- **WORK TO DO**
Exactly reproduce each entry, leaving out nothing.

- **MATERIAL SHOWN**
>> BEGIN

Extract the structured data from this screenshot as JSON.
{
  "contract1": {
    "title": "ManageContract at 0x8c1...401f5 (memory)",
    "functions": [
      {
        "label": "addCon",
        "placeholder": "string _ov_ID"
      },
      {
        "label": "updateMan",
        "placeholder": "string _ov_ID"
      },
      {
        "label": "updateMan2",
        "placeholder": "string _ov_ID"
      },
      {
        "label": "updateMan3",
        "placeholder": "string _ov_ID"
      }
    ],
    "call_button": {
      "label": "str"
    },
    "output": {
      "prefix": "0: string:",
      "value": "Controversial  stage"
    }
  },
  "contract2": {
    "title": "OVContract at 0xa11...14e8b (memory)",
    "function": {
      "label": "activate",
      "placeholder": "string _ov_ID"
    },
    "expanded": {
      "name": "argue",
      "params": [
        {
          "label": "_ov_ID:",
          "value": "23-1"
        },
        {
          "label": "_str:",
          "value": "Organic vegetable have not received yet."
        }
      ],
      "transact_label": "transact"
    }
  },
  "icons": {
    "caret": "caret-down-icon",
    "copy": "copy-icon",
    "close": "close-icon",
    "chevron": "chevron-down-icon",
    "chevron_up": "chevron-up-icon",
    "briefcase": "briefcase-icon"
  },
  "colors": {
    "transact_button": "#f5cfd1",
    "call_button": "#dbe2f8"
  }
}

>> END

- **OUTPUT OF THE TASK**
Extract the structured data from this screenshot as JSON.
{
  "contract1": {
    "title": "ManageContract at 0x8c1...401f5 (memory)",
    "functions": [
      {
        "label": "addCon",
        "placeholder": "string _ov_ID"
      },
      {
        "label": "updateMan",
        "placeholder": "string _ov_ID"
      },
      {
        "label": "updateMan2",
        "placeholder": "string _ov_ID"
      },
      {
        "label": "updateMan3",
        "placeholder": "string _ov_ID"
      }
    ],
    "call_button": {
      "label": "str"
    },
    "output": {
      "prefix": "0: string:",
      "value": "Controversial  stage"
    }
  },
  "contract2": {
    "title": "OVContract at 0xa11...14e8b (memory)",
    "function": {
      "label": "activate",
      "placeholder": "string _ov_ID"
    },
    "expanded": {
      "name": "argue",
      "params": [
        {
          "label": "_ov_ID:",
          "value": "23-1"
        },
        {
          "label": "_str:",
          "value": "Organic vegetable have not received yet."
        }
      ],
      "transact_label": "transact"
    }
  },
  "icons": {
    "caret": "caret-down-icon",
    "copy": "copy-icon",
    "close": "close-icon",
    "chevron": "chevron-down-icon",
    "chevron_up": "chevron-up-icon",
    "briefcase": "briefcase-icon"
  },
  "colors": {
    "transact_button": "#f5cfd1",
    "call_button": "#dbe2f8"
  }
}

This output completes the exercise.